> Supplied material
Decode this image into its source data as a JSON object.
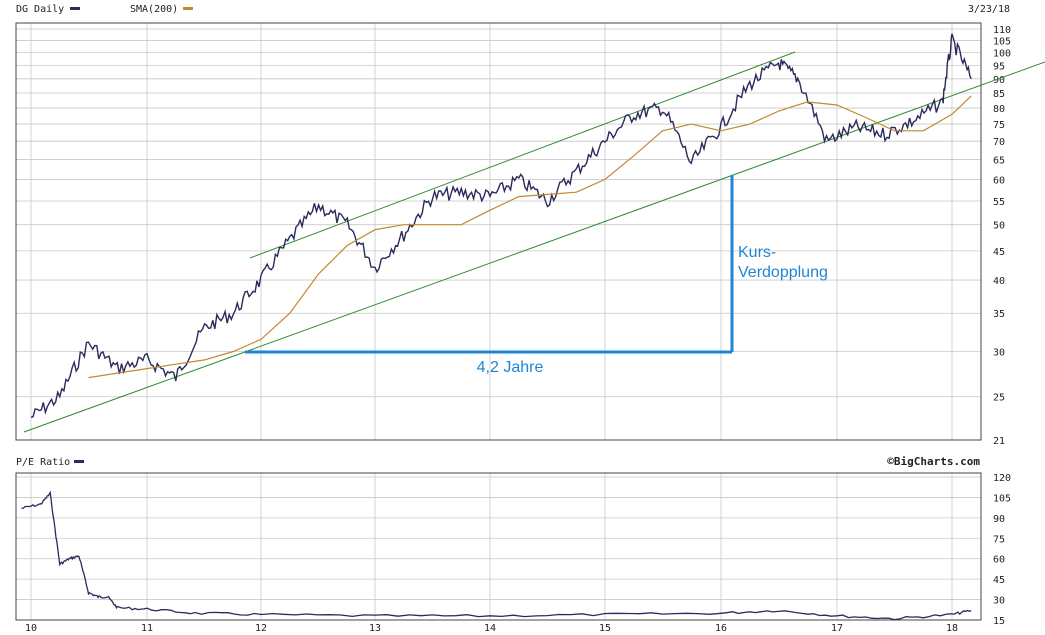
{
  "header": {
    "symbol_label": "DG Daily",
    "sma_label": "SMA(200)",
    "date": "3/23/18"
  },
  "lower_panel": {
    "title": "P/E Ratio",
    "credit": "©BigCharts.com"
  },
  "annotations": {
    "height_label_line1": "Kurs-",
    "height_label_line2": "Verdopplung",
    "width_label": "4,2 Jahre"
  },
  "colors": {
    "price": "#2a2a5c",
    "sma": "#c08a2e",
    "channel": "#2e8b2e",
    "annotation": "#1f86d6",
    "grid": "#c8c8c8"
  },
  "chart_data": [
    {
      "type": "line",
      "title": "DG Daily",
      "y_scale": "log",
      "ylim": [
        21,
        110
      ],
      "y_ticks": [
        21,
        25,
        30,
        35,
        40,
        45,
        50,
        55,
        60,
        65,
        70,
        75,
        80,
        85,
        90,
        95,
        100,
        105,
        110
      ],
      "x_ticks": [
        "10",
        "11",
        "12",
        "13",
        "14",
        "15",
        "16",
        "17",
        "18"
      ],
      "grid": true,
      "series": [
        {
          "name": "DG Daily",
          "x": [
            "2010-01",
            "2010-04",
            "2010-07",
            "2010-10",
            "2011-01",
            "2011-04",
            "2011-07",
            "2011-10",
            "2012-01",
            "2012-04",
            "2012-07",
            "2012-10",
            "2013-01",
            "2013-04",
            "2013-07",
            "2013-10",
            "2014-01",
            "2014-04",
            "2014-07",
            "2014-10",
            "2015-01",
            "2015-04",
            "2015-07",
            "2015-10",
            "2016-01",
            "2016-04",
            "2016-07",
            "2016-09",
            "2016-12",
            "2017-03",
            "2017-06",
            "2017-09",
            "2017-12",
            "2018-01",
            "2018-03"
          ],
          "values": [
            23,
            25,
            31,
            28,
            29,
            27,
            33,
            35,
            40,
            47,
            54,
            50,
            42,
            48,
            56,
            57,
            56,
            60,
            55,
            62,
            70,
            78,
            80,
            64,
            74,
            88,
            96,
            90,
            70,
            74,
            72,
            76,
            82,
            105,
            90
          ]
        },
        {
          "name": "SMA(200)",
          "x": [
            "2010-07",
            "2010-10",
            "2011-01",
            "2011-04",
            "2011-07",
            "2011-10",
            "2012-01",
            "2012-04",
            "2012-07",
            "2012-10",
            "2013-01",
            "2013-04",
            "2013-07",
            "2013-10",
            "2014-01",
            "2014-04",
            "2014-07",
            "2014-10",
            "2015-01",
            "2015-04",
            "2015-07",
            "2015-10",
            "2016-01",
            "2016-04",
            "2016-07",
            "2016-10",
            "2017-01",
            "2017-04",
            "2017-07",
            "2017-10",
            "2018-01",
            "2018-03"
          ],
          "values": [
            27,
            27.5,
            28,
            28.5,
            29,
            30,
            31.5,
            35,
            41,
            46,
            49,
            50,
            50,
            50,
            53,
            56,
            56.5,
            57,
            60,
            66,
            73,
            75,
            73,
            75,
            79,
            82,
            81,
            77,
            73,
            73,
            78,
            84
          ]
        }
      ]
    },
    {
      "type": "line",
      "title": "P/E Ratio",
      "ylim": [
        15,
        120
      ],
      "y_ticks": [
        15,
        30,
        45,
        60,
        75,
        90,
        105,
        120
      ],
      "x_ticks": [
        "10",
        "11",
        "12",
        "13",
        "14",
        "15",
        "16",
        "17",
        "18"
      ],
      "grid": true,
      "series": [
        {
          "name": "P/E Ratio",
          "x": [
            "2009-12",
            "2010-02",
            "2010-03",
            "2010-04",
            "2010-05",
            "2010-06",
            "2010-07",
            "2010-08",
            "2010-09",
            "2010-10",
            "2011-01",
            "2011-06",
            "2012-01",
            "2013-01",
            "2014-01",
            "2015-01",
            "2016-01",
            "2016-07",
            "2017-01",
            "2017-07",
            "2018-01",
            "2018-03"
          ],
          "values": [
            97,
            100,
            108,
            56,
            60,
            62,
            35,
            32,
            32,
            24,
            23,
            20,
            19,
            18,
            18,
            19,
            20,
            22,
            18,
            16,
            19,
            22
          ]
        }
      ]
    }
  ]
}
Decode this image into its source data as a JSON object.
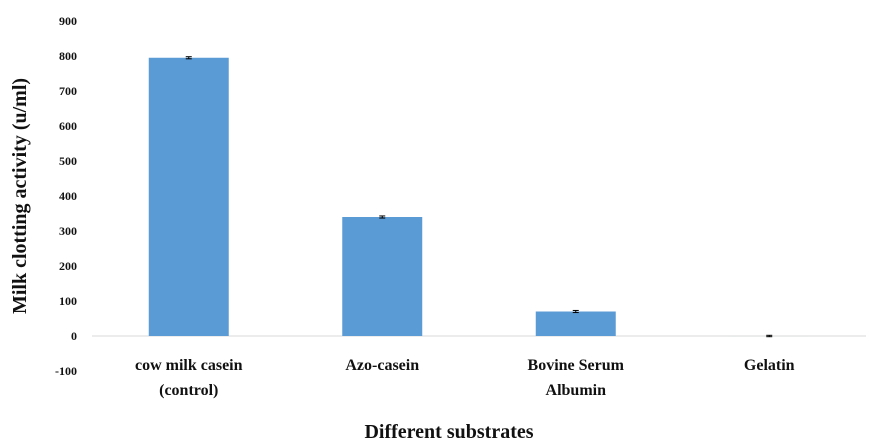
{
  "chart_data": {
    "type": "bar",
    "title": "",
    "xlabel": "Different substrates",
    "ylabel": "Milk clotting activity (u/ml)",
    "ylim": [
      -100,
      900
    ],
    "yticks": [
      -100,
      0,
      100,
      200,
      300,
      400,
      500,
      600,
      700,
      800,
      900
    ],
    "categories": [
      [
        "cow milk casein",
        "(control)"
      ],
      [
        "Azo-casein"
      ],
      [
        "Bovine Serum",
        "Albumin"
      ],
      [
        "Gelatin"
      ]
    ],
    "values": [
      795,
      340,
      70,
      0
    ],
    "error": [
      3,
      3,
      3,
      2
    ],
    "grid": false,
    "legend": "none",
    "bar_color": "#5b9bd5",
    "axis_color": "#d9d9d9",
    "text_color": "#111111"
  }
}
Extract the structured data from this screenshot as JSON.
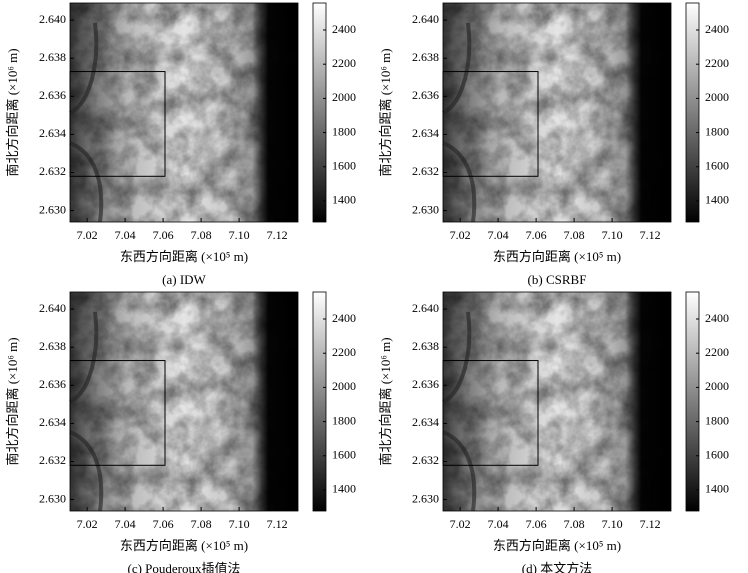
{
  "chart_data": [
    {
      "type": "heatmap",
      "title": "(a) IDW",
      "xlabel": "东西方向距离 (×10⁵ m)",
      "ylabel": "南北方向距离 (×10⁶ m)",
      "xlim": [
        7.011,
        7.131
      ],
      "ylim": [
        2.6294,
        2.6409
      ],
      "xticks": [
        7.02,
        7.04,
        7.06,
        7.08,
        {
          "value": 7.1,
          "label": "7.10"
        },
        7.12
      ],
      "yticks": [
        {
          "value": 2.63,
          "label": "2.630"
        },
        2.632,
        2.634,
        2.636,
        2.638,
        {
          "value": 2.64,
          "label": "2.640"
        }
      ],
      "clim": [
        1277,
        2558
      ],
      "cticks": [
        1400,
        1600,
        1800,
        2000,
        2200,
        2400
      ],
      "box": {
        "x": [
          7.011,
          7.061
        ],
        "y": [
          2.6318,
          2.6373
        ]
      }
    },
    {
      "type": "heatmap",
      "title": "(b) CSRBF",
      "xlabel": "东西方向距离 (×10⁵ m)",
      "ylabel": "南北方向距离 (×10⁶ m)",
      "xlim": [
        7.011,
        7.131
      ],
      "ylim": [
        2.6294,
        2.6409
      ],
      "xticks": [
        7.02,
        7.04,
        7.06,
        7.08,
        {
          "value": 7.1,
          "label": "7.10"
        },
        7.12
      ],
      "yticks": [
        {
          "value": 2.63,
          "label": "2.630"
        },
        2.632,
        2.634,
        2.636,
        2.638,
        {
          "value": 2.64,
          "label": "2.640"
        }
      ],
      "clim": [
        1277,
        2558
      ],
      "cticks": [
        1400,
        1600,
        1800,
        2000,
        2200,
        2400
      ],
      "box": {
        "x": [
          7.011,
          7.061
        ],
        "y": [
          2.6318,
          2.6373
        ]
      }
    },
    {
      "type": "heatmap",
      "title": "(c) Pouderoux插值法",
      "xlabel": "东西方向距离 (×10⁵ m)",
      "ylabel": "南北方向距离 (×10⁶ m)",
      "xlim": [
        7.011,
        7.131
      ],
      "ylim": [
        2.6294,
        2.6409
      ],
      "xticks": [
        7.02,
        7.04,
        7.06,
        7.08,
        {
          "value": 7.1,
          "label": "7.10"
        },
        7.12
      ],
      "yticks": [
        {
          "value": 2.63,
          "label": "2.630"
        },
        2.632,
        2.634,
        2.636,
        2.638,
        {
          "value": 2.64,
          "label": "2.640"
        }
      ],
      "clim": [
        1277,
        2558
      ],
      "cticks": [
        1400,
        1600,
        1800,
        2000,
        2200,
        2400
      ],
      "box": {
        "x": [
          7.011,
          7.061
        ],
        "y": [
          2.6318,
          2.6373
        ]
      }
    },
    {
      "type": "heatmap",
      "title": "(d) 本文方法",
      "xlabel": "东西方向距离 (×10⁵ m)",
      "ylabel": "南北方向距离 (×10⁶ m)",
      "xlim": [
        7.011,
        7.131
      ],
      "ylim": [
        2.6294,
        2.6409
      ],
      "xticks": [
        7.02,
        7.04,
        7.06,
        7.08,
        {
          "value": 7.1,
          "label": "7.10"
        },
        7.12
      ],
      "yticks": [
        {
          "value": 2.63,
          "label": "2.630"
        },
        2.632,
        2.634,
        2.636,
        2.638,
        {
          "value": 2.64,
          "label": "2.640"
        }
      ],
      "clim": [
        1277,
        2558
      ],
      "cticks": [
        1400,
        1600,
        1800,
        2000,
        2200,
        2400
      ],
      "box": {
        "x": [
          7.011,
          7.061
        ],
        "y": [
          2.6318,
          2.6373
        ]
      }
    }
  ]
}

> The request
Show each line of the data that contains the string "Ratio".

> Full response
    "title": "P/E Ratio",
      "title": "P/E Ratio",
          "name": "P/E Ratio",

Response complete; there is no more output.